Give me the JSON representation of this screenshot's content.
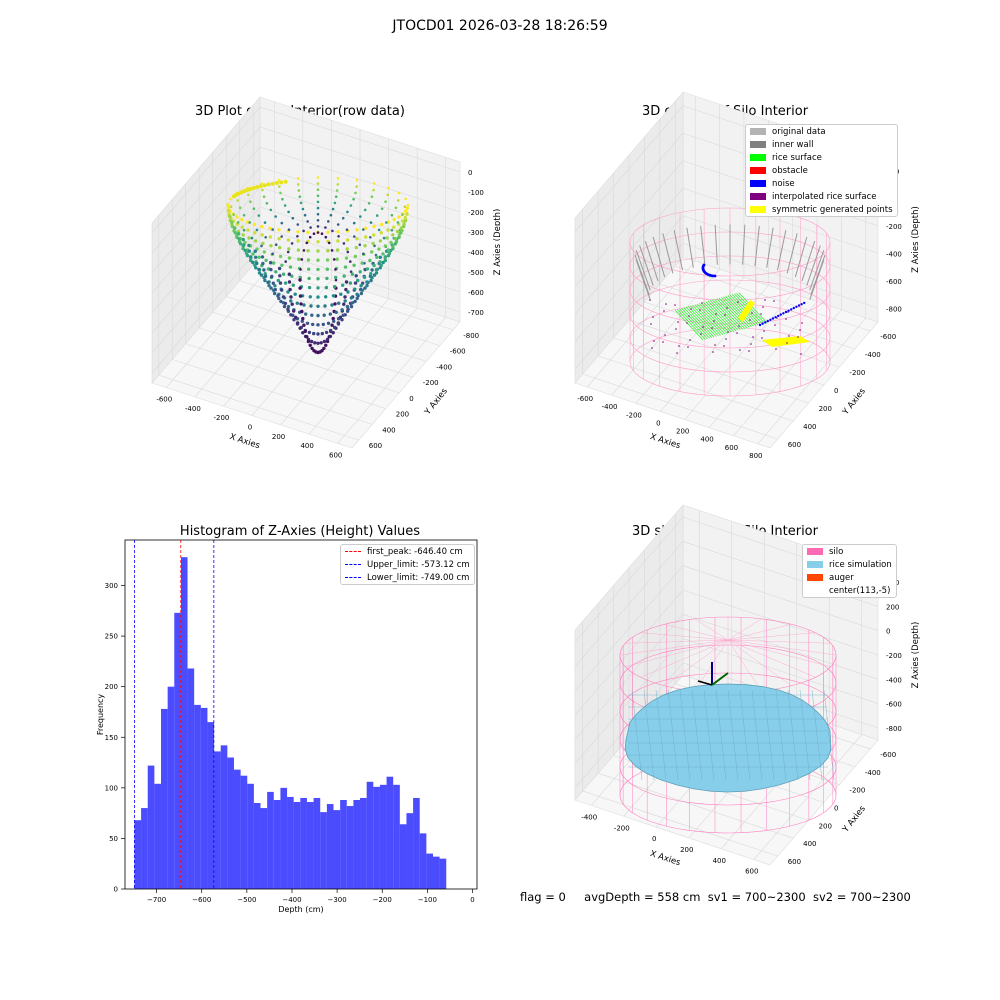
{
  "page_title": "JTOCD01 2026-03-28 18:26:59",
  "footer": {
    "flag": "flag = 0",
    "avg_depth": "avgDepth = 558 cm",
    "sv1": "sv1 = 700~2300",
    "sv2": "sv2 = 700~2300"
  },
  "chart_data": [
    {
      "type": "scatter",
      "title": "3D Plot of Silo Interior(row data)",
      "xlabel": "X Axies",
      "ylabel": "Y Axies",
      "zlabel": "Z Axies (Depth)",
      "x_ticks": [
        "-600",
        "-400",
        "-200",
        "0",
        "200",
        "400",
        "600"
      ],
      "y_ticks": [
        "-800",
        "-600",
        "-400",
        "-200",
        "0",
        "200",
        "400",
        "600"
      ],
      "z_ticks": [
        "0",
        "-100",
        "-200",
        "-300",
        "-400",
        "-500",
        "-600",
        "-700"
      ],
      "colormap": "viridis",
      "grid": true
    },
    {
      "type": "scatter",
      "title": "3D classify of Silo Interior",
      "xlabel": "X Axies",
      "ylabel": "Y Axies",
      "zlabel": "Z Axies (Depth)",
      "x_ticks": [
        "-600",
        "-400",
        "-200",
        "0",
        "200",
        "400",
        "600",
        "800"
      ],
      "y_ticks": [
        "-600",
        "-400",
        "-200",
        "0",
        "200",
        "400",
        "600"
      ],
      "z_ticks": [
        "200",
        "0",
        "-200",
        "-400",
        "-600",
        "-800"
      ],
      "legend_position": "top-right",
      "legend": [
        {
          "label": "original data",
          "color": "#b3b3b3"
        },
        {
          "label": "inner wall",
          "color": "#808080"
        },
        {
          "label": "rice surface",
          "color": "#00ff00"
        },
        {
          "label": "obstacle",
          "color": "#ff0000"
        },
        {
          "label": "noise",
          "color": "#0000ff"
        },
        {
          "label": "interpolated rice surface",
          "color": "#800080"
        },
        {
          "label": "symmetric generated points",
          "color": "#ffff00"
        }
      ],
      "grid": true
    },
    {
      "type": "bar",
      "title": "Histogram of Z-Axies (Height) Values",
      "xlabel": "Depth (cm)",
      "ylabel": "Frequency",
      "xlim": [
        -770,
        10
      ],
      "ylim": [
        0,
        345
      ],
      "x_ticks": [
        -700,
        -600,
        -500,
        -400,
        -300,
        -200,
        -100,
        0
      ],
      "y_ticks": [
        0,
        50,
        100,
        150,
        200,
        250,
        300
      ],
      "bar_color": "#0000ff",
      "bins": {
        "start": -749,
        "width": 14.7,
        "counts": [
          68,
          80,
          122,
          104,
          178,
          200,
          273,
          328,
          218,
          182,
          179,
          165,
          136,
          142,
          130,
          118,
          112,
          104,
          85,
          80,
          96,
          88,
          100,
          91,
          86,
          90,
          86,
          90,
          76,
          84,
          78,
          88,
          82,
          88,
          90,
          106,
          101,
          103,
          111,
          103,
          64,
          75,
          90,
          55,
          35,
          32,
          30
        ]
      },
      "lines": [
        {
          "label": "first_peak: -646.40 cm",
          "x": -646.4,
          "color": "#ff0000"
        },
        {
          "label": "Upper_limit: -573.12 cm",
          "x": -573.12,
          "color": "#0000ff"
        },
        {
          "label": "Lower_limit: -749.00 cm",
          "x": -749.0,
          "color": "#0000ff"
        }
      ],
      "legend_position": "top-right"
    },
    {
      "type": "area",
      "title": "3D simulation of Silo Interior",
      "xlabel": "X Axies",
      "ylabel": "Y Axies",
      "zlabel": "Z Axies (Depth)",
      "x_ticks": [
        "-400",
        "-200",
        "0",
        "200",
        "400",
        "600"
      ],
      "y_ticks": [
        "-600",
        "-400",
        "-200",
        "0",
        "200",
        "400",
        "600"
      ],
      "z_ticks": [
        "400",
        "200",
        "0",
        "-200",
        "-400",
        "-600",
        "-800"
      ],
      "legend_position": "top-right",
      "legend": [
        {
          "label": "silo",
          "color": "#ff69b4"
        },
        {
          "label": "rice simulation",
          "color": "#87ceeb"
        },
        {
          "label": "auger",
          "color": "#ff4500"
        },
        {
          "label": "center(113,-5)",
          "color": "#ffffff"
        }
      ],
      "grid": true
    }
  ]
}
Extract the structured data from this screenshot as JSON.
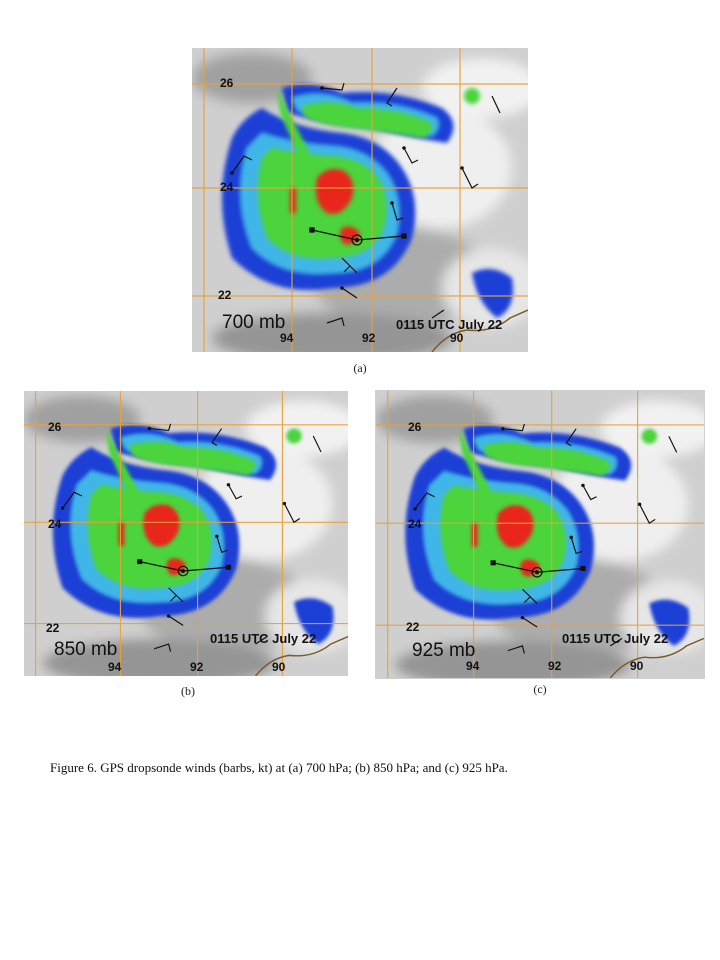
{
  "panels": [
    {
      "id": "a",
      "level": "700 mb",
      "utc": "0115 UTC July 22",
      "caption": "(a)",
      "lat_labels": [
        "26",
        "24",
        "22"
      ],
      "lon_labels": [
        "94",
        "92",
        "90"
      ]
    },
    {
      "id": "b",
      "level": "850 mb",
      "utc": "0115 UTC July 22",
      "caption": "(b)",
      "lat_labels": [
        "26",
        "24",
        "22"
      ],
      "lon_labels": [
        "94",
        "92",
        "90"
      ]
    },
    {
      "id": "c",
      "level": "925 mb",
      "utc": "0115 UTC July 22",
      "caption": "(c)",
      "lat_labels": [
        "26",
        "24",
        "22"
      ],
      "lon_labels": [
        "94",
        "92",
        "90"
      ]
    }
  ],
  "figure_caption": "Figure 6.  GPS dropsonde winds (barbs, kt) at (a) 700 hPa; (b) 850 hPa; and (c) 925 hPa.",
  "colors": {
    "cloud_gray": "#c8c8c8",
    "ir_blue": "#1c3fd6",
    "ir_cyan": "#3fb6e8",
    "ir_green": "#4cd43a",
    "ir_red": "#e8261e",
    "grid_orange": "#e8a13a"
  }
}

__WHAT IS EXPECTED__. None of the pictures should appear; repeat the records exactly otherwise.

__COMPLETE ANSWER__.
Give me the JSON representation of this screenshot's content.
{
  "page_title": "JTOCD01 2026-03-28 18:26:59",
  "footer": {
    "flag": "flag = 0",
    "avg_depth": "avgDepth = 558 cm",
    "sv1": "sv1 = 700~2300",
    "sv2": "sv2 = 700~2300"
  },
  "chart_data": [
    {
      "type": "scatter",
      "title": "3D Plot of Silo Interior(row data)",
      "xlabel": "X Axies",
      "ylabel": "Y Axies",
      "zlabel": "Z Axies (Depth)",
      "x_ticks": [
        "-600",
        "-400",
        "-200",
        "0",
        "200",
        "400",
        "600"
      ],
      "y_ticks": [
        "-800",
        "-600",
        "-400",
        "-200",
        "0",
        "200",
        "400",
        "600"
      ],
      "z_ticks": [
        "0",
        "-100",
        "-200",
        "-300",
        "-400",
        "-500",
        "-600",
        "-700"
      ],
      "colormap": "viridis",
      "grid": true
    },
    {
      "type": "scatter",
      "title": "3D classify of Silo Interior",
      "xlabel": "X Axies",
      "ylabel": "Y Axies",
      "zlabel": "Z Axies (Depth)",
      "x_ticks": [
        "-600",
        "-400",
        "-200",
        "0",
        "200",
        "400",
        "600",
        "800"
      ],
      "y_ticks": [
        "-600",
        "-400",
        "-200",
        "0",
        "200",
        "400",
        "600"
      ],
      "z_ticks": [
        "200",
        "0",
        "-200",
        "-400",
        "-600",
        "-800"
      ],
      "legend_position": "top-right",
      "legend": [
        {
          "label": "original data",
          "color": "#b3b3b3"
        },
        {
          "label": "inner wall",
          "color": "#808080"
        },
        {
          "label": "rice surface",
          "color": "#00ff00"
        },
        {
          "label": "obstacle",
          "color": "#ff0000"
        },
        {
          "label": "noise",
          "color": "#0000ff"
        },
        {
          "label": "interpolated rice surface",
          "color": "#800080"
        },
        {
          "label": "symmetric generated points",
          "color": "#ffff00"
        }
      ],
      "grid": true
    },
    {
      "type": "bar",
      "title": "Histogram of Z-Axies (Height) Values",
      "xlabel": "Depth (cm)",
      "ylabel": "Frequency",
      "xlim": [
        -770,
        10
      ],
      "ylim": [
        0,
        345
      ],
      "x_ticks": [
        -700,
        -600,
        -500,
        -400,
        -300,
        -200,
        -100,
        0
      ],
      "y_ticks": [
        0,
        50,
        100,
        150,
        200,
        250,
        300
      ],
      "bar_color": "#0000ff",
      "bins": {
        "start": -749,
        "width": 14.7,
        "counts": [
          68,
          80,
          122,
          104,
          178,
          200,
          273,
          328,
          218,
          182,
          179,
          165,
          136,
          142,
          130,
          118,
          112,
          104,
          85,
          80,
          96,
          88,
          100,
          91,
          86,
          90,
          86,
          90,
          76,
          84,
          78,
          88,
          82,
          88,
          90,
          106,
          101,
          103,
          111,
          103,
          64,
          75,
          90,
          55,
          35,
          32,
          30
        ]
      },
      "lines": [
        {
          "label": "first_peak: -646.40 cm",
          "x": -646.4,
          "color": "#ff0000"
        },
        {
          "label": "Upper_limit: -573.12 cm",
          "x": -573.12,
          "color": "#0000ff"
        },
        {
          "label": "Lower_limit: -749.00 cm",
          "x": -749.0,
          "color": "#0000ff"
        }
      ],
      "legend_position": "top-right"
    },
    {
      "type": "area",
      "title": "3D simulation of Silo Interior",
      "xlabel": "X Axies",
      "ylabel": "Y Axies",
      "zlabel": "Z Axies (Depth)",
      "x_ticks": [
        "-400",
        "-200",
        "0",
        "200",
        "400",
        "600"
      ],
      "y_ticks": [
        "-600",
        "-400",
        "-200",
        "0",
        "200",
        "400",
        "600"
      ],
      "z_ticks": [
        "400",
        "200",
        "0",
        "-200",
        "-400",
        "-600",
        "-800"
      ],
      "legend_position": "top-right",
      "legend": [
        {
          "label": "silo",
          "color": "#ff69b4"
        },
        {
          "label": "rice simulation",
          "color": "#87ceeb"
        },
        {
          "label": "auger",
          "color": "#ff4500"
        },
        {
          "label": "center(113,-5)",
          "color": "#ffffff"
        }
      ],
      "grid": true
    }
  ]
}
Extract the structured data from this screenshot as JSON.
{
  "panels": [
    {
      "id": "a",
      "level": "700 mb",
      "utc": "0115 UTC July 22",
      "caption": "(a)",
      "lat_labels": [
        "26",
        "24",
        "22"
      ],
      "lon_labels": [
        "94",
        "92",
        "90"
      ]
    },
    {
      "id": "b",
      "level": "850 mb",
      "utc": "0115 UTC July 22",
      "caption": "(b)",
      "lat_labels": [
        "26",
        "24",
        "22"
      ],
      "lon_labels": [
        "94",
        "92",
        "90"
      ]
    },
    {
      "id": "c",
      "level": "925 mb",
      "utc": "0115 UTC July 22",
      "caption": "(c)",
      "lat_labels": [
        "26",
        "24",
        "22"
      ],
      "lon_labels": [
        "94",
        "92",
        "90"
      ]
    }
  ],
  "figure_caption": "Figure 6.  GPS dropsonde winds (barbs, kt) at (a) 700 hPa; (b) 850 hPa; and (c) 925 hPa.",
  "colors": {
    "cloud_gray": "#c8c8c8",
    "ir_blue": "#1c3fd6",
    "ir_cyan": "#3fb6e8",
    "ir_green": "#4cd43a",
    "ir_red": "#e8261e",
    "grid_orange": "#e8a13a"
  }
}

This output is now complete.